■ BRIEF ■
Write out again, with no changes, the lines from the start of the records through the line containing "furniture-render-scene: d Che".

---------- EXERCISE INPUT ----------

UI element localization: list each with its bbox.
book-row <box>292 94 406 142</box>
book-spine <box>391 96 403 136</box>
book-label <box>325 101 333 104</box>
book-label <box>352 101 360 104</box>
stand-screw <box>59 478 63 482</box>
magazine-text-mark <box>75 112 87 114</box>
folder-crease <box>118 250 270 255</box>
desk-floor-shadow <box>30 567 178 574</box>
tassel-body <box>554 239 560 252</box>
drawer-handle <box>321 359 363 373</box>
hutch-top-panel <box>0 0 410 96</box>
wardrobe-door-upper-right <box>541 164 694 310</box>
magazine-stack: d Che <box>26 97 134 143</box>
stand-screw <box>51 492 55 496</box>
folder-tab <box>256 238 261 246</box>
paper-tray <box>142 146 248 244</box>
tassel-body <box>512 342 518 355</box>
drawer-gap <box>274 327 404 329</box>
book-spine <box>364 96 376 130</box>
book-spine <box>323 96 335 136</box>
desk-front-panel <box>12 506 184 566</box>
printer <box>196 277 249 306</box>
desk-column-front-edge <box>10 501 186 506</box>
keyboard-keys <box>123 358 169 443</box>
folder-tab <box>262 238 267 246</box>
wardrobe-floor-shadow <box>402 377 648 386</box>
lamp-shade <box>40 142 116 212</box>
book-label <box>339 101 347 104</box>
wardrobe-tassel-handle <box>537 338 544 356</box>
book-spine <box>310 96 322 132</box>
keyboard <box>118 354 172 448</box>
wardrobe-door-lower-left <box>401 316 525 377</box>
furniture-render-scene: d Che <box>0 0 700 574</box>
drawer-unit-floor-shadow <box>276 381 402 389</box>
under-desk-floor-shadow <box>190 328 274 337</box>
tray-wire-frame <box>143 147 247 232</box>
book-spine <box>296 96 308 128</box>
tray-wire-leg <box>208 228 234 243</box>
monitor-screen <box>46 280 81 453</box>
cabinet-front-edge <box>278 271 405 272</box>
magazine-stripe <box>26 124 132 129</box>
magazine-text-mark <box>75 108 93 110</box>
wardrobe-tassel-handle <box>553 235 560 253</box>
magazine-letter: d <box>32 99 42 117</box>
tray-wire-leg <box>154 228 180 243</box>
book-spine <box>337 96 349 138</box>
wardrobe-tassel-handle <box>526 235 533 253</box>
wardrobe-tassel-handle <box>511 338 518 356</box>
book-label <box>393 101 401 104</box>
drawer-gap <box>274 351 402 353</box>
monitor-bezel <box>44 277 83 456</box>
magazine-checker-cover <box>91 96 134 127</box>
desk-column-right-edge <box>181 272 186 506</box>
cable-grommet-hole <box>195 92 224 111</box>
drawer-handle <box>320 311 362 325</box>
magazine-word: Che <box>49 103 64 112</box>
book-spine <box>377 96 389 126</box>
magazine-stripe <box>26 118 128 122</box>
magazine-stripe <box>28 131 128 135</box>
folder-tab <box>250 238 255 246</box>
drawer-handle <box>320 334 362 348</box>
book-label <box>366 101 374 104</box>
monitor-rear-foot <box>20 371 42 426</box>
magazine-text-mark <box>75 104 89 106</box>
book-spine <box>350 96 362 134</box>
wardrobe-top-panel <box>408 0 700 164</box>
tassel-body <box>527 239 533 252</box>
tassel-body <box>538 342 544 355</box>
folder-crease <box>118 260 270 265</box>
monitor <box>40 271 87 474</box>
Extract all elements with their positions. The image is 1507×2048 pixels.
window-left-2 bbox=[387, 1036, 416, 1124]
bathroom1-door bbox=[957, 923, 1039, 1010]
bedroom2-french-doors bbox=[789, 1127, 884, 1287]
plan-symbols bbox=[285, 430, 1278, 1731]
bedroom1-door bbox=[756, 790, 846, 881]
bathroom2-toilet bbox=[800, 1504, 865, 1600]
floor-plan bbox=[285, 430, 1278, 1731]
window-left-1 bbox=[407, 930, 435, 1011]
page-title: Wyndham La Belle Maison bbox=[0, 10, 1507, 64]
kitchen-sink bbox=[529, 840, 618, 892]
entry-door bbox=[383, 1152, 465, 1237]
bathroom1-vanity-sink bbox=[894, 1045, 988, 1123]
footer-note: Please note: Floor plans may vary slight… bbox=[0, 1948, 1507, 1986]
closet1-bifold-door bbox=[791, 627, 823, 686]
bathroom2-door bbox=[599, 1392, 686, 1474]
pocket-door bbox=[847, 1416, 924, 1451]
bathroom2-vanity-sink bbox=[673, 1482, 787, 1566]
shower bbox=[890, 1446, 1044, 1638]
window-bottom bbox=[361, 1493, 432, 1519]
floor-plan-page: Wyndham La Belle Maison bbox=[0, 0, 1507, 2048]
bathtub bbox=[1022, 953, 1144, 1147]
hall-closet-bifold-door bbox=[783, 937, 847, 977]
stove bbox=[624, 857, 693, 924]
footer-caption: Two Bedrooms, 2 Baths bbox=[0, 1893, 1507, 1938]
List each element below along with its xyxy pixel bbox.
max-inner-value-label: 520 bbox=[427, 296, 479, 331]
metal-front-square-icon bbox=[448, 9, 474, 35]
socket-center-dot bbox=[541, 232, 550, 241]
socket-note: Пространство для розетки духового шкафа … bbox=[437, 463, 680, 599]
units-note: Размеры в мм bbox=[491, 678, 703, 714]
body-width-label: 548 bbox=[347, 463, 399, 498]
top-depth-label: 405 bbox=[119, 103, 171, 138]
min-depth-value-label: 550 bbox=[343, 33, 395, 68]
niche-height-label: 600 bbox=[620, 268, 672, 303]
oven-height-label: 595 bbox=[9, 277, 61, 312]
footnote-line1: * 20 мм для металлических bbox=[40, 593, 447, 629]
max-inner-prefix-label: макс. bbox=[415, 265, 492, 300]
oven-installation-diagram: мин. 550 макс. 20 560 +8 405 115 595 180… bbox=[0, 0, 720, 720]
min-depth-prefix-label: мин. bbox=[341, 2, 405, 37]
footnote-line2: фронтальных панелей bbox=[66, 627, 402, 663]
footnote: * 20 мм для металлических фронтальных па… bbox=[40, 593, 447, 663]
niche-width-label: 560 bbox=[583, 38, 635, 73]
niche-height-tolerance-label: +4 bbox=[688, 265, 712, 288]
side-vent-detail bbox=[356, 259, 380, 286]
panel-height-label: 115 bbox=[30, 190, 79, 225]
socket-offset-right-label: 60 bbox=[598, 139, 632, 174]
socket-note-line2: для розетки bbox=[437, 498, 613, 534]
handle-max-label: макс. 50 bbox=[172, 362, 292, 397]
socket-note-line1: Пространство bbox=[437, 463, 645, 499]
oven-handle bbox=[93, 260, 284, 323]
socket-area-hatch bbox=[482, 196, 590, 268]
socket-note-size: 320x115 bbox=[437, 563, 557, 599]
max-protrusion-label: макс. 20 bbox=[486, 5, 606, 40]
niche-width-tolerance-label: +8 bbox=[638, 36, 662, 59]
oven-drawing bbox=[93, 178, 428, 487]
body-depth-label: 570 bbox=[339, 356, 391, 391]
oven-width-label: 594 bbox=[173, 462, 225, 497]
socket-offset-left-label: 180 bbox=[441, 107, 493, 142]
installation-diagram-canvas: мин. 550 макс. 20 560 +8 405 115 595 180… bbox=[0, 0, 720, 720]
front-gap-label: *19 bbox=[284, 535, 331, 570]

----------

■ THE OUTPUT ■
UI element localization: list each with its bbox.
book-row <box>292 94 406 142</box>
book-spine <box>391 96 403 136</box>
book-label <box>325 101 333 104</box>
book-label <box>352 101 360 104</box>
stand-screw <box>59 478 63 482</box>
magazine-text-mark <box>75 112 87 114</box>
folder-crease <box>118 250 270 255</box>
desk-floor-shadow <box>30 567 178 574</box>
tassel-body <box>554 239 560 252</box>
drawer-handle <box>321 359 363 373</box>
hutch-top-panel <box>0 0 410 96</box>
wardrobe-door-upper-right <box>541 164 694 310</box>
magazine-stack: d Che <box>26 97 134 143</box>
stand-screw <box>51 492 55 496</box>
folder-tab <box>256 238 261 246</box>
paper-tray <box>142 146 248 244</box>
tassel-body <box>512 342 518 355</box>
drawer-gap <box>274 327 404 329</box>
book-spine <box>364 96 376 130</box>
book-spine <box>323 96 335 136</box>
desk-front-panel <box>12 506 184 566</box>
printer <box>196 277 249 306</box>
desk-column-front-edge <box>10 501 186 506</box>
keyboard-keys <box>123 358 169 443</box>
folder-tab <box>262 238 267 246</box>
wardrobe-floor-shadow <box>402 377 648 386</box>
lamp-shade <box>40 142 116 212</box>
book-label <box>339 101 347 104</box>
wardrobe-tassel-handle <box>537 338 544 356</box>
book-spine <box>310 96 322 132</box>
keyboard <box>118 354 172 448</box>
wardrobe-door-lower-left <box>401 316 525 377</box>
furniture-render-scene: d Che <box>0 0 700 574</box>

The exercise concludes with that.